*Problem to solve*. Take from the listing each line that has the string "xong".

Stored records
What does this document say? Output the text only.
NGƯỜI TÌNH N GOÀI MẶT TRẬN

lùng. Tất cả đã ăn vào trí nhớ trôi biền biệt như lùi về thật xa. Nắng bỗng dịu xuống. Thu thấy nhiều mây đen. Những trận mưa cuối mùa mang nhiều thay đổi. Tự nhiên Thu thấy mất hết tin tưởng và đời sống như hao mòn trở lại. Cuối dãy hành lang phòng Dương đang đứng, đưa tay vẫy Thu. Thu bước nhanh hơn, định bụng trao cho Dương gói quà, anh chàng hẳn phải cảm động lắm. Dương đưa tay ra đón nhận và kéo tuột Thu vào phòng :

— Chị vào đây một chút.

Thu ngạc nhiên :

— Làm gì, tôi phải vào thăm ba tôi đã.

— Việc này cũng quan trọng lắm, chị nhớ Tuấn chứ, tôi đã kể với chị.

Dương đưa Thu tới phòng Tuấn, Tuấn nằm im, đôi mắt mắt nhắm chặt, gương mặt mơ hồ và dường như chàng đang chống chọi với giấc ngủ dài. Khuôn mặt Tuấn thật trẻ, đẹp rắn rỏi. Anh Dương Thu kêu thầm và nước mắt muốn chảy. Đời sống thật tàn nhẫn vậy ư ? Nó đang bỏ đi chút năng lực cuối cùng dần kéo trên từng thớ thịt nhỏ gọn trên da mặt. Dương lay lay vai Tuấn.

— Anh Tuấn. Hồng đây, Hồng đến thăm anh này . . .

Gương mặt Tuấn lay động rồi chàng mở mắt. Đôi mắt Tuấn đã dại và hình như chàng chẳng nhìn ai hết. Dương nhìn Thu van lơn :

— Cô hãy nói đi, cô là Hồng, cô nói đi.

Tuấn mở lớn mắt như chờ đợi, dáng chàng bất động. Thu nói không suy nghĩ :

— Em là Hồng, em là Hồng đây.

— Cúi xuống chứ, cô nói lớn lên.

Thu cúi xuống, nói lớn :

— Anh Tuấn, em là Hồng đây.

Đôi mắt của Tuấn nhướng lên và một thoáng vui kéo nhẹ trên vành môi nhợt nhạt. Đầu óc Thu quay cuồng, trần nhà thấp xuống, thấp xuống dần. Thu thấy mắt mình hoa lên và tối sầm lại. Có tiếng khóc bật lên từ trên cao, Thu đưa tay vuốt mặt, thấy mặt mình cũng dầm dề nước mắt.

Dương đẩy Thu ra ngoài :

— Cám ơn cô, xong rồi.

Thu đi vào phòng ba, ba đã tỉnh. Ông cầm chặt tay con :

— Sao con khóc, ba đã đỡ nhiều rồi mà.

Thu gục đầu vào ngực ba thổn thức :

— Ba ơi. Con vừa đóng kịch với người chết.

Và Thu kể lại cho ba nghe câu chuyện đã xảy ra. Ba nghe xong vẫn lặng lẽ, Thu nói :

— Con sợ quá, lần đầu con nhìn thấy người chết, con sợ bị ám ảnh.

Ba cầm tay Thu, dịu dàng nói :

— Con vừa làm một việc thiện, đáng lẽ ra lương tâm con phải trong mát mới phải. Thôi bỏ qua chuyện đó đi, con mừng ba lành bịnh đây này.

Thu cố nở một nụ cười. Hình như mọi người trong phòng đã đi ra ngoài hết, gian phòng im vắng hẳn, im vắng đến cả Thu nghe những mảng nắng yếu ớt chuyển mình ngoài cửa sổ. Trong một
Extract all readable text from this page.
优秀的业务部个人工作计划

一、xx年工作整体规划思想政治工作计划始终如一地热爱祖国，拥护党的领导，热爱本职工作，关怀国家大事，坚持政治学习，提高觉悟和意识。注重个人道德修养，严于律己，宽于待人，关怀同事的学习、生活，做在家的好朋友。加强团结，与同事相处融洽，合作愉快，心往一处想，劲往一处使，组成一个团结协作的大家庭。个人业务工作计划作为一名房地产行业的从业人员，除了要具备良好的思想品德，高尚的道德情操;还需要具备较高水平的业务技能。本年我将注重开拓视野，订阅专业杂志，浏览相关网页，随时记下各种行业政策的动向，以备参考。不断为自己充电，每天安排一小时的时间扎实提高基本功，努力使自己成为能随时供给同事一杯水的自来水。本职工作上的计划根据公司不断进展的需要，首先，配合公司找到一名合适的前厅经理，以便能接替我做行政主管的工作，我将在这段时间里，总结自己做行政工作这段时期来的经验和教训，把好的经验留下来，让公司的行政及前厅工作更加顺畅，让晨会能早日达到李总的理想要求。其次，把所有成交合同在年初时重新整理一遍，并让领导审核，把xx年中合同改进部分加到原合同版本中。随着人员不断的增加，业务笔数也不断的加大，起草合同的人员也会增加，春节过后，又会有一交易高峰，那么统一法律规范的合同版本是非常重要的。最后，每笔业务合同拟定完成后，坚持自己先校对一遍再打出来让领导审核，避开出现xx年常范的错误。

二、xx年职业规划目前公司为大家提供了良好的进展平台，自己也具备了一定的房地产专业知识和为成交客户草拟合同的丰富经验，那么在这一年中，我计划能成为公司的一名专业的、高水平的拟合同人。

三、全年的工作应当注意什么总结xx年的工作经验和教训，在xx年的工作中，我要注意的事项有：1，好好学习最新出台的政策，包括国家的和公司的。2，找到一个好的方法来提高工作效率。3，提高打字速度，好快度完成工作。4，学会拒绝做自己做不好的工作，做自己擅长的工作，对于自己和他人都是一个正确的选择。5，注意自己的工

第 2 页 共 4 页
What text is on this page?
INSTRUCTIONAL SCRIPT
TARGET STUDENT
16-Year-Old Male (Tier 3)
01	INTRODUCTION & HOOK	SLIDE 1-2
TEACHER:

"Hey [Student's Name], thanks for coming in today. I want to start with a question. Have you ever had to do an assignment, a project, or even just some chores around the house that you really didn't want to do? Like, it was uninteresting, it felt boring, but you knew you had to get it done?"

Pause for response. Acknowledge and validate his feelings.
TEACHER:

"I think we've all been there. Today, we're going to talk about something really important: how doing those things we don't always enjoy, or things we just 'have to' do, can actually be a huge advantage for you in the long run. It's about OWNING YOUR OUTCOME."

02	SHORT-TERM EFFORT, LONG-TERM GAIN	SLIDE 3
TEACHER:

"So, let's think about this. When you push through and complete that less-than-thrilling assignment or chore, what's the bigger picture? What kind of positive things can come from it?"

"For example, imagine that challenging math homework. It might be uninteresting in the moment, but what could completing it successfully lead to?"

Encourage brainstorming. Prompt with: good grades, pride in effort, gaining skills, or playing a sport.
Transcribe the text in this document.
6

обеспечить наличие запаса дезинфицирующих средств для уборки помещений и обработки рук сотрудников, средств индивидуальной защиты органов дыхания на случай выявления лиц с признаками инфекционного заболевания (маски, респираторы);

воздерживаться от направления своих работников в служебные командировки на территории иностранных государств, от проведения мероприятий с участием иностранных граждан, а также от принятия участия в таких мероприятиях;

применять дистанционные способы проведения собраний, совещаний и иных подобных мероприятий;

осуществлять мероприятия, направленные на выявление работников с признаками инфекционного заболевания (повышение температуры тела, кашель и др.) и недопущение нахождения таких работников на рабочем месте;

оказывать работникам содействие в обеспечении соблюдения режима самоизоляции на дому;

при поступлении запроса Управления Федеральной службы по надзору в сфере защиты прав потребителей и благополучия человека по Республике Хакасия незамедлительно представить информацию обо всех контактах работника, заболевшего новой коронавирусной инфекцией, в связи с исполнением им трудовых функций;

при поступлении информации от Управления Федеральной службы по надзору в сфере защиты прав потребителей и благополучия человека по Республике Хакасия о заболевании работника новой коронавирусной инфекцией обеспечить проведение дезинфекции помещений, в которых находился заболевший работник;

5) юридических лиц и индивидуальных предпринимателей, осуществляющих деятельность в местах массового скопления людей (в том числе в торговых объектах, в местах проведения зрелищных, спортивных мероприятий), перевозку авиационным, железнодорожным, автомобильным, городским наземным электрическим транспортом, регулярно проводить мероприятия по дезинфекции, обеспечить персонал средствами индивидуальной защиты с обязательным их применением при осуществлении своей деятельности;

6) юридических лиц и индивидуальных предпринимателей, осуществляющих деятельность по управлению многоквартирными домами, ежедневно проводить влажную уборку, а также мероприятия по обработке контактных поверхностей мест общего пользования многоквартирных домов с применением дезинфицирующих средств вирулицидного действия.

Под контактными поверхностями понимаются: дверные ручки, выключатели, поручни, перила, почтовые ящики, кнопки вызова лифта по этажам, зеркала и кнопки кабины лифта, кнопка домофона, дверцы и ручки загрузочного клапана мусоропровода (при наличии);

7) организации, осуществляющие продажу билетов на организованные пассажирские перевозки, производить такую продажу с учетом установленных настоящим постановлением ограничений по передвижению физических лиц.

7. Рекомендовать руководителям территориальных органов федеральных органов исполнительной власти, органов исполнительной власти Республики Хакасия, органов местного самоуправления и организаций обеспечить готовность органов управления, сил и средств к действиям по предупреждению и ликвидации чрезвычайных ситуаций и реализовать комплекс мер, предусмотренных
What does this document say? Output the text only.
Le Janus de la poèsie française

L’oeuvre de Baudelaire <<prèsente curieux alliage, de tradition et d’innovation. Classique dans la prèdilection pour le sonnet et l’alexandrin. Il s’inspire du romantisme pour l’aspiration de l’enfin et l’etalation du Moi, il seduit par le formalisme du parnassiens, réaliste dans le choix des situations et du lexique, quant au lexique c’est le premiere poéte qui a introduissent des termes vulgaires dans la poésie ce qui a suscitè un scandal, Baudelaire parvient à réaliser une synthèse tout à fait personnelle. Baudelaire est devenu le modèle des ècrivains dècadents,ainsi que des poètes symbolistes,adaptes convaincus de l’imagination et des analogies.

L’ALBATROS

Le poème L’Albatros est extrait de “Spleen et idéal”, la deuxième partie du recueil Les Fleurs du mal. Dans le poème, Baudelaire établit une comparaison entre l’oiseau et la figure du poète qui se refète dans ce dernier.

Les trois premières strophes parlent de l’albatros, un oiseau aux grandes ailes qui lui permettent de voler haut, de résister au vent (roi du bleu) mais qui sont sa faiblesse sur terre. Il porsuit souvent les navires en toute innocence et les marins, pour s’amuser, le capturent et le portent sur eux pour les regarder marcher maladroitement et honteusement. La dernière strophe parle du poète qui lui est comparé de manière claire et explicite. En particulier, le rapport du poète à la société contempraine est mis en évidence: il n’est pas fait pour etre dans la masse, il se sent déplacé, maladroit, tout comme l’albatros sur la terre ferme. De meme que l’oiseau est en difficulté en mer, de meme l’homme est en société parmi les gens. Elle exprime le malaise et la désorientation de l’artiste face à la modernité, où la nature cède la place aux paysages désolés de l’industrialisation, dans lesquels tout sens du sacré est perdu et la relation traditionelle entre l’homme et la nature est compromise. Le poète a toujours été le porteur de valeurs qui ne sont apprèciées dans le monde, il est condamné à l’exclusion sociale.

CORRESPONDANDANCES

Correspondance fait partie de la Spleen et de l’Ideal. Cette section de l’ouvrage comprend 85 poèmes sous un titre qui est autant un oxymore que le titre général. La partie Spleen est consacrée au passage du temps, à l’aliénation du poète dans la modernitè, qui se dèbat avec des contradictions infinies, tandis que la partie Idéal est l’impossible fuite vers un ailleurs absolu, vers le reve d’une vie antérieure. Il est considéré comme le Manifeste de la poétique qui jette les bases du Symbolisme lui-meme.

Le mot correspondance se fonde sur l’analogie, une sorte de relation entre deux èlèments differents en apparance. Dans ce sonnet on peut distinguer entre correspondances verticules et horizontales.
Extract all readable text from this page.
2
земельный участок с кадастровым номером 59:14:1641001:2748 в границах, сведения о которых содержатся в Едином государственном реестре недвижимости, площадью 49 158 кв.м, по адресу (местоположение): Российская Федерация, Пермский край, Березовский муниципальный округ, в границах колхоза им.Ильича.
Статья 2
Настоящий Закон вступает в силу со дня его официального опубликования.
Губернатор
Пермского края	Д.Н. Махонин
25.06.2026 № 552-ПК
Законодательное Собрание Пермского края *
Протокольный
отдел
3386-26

*Result of this task*.
— Cám ơn cô, xong rồi.
Và Thu kể lại cho ba nghe câu chuyện đã xảy ra. Ba nghe xong vẫn lặng lẽ, Thu nói :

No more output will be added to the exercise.